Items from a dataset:
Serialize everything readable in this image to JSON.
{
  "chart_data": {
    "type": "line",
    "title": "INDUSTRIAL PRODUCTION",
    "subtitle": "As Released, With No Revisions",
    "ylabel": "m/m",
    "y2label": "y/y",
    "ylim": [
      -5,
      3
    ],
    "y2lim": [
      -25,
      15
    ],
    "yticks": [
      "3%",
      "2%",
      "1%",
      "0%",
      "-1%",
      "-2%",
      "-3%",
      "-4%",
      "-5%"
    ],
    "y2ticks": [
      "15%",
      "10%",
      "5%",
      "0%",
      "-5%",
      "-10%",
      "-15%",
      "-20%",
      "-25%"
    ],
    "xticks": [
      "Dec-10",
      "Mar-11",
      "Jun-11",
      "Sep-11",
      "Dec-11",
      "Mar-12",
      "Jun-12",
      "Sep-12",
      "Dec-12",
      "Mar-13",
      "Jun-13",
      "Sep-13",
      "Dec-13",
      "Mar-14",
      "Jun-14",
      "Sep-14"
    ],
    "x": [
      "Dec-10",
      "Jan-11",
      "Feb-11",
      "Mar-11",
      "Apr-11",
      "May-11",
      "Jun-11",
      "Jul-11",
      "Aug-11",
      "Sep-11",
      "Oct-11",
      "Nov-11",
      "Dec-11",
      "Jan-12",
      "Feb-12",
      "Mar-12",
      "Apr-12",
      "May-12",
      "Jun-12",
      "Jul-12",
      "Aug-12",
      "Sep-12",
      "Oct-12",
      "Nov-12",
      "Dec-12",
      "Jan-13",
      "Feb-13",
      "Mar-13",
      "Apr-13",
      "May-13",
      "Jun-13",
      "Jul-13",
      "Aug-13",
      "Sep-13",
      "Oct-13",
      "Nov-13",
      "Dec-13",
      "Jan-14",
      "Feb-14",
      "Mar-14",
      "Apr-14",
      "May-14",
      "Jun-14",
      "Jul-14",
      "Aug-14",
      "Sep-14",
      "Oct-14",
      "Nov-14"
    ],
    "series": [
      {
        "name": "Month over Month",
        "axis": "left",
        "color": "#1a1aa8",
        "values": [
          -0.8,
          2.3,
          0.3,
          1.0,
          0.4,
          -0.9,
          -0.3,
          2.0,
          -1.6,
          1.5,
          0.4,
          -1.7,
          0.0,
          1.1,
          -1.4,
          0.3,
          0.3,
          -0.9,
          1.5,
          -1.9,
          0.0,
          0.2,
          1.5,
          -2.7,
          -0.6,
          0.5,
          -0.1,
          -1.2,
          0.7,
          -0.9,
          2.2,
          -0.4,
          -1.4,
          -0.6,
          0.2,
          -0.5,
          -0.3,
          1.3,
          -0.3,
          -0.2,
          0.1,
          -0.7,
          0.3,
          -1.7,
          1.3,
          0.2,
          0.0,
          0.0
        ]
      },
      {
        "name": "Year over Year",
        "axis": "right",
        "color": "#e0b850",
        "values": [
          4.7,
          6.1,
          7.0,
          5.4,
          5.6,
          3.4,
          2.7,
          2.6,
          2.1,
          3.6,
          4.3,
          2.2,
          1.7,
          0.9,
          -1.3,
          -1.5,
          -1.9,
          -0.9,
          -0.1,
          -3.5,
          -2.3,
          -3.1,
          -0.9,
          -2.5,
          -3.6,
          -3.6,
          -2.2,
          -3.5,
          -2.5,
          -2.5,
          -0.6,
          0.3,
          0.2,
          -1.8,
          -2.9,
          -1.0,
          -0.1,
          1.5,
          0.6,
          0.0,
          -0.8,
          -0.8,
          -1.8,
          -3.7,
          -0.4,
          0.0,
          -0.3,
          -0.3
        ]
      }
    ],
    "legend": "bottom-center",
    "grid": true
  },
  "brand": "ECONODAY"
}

#### What you will do:
Repeat the entries shown above, every one, word for word.

#### Task output:
Serialize everything readable in this image to JSON.
{
  "chart_data": {
    "type": "line",
    "title": "INDUSTRIAL PRODUCTION",
    "subtitle": "As Released, With No Revisions",
    "ylabel": "m/m",
    "y2label": "y/y",
    "ylim": [
      -5,
      3
    ],
    "y2lim": [
      -25,
      15
    ],
    "yticks": [
      "3%",
      "2%",
      "1%",
      "0%",
      "-1%",
      "-2%",
      "-3%",
      "-4%",
      "-5%"
    ],
    "y2ticks": [
      "15%",
      "10%",
      "5%",
      "0%",
      "-5%",
      "-10%",
      "-15%",
      "-20%",
      "-25%"
    ],
    "xticks": [
      "Dec-10",
      "Mar-11",
      "Jun-11",
      "Sep-11",
      "Dec-11",
      "Mar-12",
      "Jun-12",
      "Sep-12",
      "Dec-12",
      "Mar-13",
      "Jun-13",
      "Sep-13",
      "Dec-13",
      "Mar-14",
      "Jun-14",
      "Sep-14"
    ],
    "x": [
      "Dec-10",
      "Jan-11",
      "Feb-11",
      "Mar-11",
      "Apr-11",
      "May-11",
      "Jun-11",
      "Jul-11",
      "Aug-11",
      "Sep-11",
      "Oct-11",
      "Nov-11",
      "Dec-11",
      "Jan-12",
      "Feb-12",
      "Mar-12",
      "Apr-12",
      "May-12",
      "Jun-12",
      "Jul-12",
      "Aug-12",
      "Sep-12",
      "Oct-12",
      "Nov-12",
      "Dec-12",
      "Jan-13",
      "Feb-13",
      "Mar-13",
      "Apr-13",
      "May-13",
      "Jun-13",
      "Jul-13",
      "Aug-13",
      "Sep-13",
      "Oct-13",
      "Nov-13",
      "Dec-13",
      "Jan-14",
      "Feb-14",
      "Mar-14",
      "Apr-14",
      "May-14",
      "Jun-14",
      "Jul-14",
      "Aug-14",
      "Sep-14",
      "Oct-14",
      "Nov-14"
    ],
    "series": [
      {
        "name": "Month over Month",
        "axis": "left",
        "color": "#1a1aa8",
        "values": [
          -0.8,
          2.3,
          0.3,
          1.0,
          0.4,
          -0.9,
          -0.3,
          2.0,
          -1.6,
          1.5,
          0.4,
          -1.7,
          0.0,
          1.1,
          -1.4,
          0.3,
          0.3,
          -0.9,
          1.5,
          -1.9,
          0.0,
          0.2,
          1.5,
          -2.7,
          -0.6,
          0.5,
          -0.1,
          -1.2,
          0.7,
          -0.9,
          2.2,
          -0.4,
          -1.4,
          -0.6,
          0.2,
          -0.5,
          -0.3,
          1.3,
          -0.3,
          -0.2,
          0.1,
          -0.7,
          0.3,
          -1.7,
          1.3,
          0.2,
          0.0,
          0.0
        ]
      },
      {
        "name": "Year over Year",
        "axis": "right",
        "color": "#e0b850",
        "values": [
          4.7,
          6.1,
          7.0,
          5.4,
          5.6,
          3.4,
          2.7,
          2.6,
          2.1,
          3.6,
          4.3,
          2.2,
          1.7,
          0.9,
          -1.3,
          -1.5,
          -1.9,
          -0.9,
          -0.1,
          -3.5,
          -2.3,
          -3.1,
          -0.9,
          -2.5,
          -3.6,
          -3.6,
          -2.2,
          -3.5,
          -2.5,
          -2.5,
          -0.6,
          0.3,
          0.2,
          -1.8,
          -2.9,
          -1.0,
          -0.1,
          1.5,
          0.6,
          0.0,
          -0.8,
          -0.8,
          -1.8,
          -3.7,
          -0.4,
          0.0,
          -0.3,
          -0.3
        ]
      }
    ],
    "legend": "bottom-center",
    "grid": true
  },
  "brand": "ECONODAY"
}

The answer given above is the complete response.